WHAT IS NEEDED
Copy the data below exactly.

INPUT DATA
• • • • • • •

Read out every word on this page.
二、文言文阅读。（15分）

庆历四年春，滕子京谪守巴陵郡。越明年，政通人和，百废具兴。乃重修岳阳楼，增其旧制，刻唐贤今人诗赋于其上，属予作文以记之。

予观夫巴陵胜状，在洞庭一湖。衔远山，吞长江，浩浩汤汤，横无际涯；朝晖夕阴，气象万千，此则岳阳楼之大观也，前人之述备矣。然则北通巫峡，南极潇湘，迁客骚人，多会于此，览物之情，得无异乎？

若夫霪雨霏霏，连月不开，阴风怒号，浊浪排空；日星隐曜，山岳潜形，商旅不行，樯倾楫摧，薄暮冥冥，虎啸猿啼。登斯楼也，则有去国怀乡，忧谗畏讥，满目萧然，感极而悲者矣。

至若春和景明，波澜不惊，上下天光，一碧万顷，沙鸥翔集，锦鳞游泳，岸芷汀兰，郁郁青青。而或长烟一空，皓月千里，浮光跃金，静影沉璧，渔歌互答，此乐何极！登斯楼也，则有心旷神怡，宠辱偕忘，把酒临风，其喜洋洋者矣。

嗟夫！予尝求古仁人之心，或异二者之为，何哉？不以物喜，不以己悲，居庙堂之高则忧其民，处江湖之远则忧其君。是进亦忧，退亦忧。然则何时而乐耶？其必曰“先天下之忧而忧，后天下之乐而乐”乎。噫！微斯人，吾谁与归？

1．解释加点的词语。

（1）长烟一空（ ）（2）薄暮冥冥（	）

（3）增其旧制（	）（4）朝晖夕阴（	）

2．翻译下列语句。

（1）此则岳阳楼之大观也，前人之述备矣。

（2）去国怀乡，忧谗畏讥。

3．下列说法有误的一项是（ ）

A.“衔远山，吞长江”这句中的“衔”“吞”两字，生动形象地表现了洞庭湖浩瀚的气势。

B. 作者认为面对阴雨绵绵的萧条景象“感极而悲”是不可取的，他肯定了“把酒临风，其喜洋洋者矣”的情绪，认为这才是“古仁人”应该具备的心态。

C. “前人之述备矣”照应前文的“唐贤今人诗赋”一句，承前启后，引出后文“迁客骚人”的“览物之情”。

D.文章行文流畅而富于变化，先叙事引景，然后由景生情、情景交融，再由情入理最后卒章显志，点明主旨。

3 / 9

• • • • • • •

FULL SOLUTION
Read out every word on this page.
二、文言文阅读。（15分）

庆历四年春，滕子京谪守巴陵郡。越明年，政通人和，百废具兴。乃重修岳阳楼，增其旧制，刻唐贤今人诗赋于其上，属予作文以记之。

予观夫巴陵胜状，在洞庭一湖。衔远山，吞长江，浩浩汤汤，横无际涯；朝晖夕阴，气象万千，此则岳阳楼之大观也，前人之述备矣。然则北通巫峡，南极潇湘，迁客骚人，多会于此，览物之情，得无异乎？

若夫霪雨霏霏，连月不开，阴风怒号，浊浪排空；日星隐曜，山岳潜形，商旅不行，樯倾楫摧，薄暮冥冥，虎啸猿啼。登斯楼也，则有去国怀乡，忧谗畏讥，满目萧然，感极而悲者矣。

至若春和景明，波澜不惊，上下天光，一碧万顷，沙鸥翔集，锦鳞游泳，岸芷汀兰，郁郁青青。而或长烟一空，皓月千里，浮光跃金，静影沉璧，渔歌互答，此乐何极！登斯楼也，则有心旷神怡，宠辱偕忘，把酒临风，其喜洋洋者矣。

嗟夫！予尝求古仁人之心，或异二者之为，何哉？不以物喜，不以己悲，居庙堂之高则忧其民，处江湖之远则忧其君。是进亦忧，退亦忧。然则何时而乐耶？其必曰“先天下之忧而忧，后天下之乐而乐”乎。噫！微斯人，吾谁与归？

1．解释加点的词语。

（1）长烟一空（ ）（2）薄暮冥冥（	）

（3）增其旧制（	）（4）朝晖夕阴（	）

2．翻译下列语句。

（1）此则岳阳楼之大观也，前人之述备矣。

（2）去国怀乡，忧谗畏讥。

3．下列说法有误的一项是（ ）

A.“衔远山，吞长江”这句中的“衔”“吞”两字，生动形象地表现了洞庭湖浩瀚的气势。

B. 作者认为面对阴雨绵绵的萧条景象“感极而悲”是不可取的，他肯定了“把酒临风，其喜洋洋者矣”的情绪，认为这才是“古仁人”应该具备的心态。

C. “前人之述备矣”照应前文的“唐贤今人诗赋”一句，承前启后，引出后文“迁客骚人”的“览物之情”。

D.文章行文流畅而富于变化，先叙事引景，然后由景生情、情景交融，再由情入理最后卒章显志，点明主旨。

3 / 9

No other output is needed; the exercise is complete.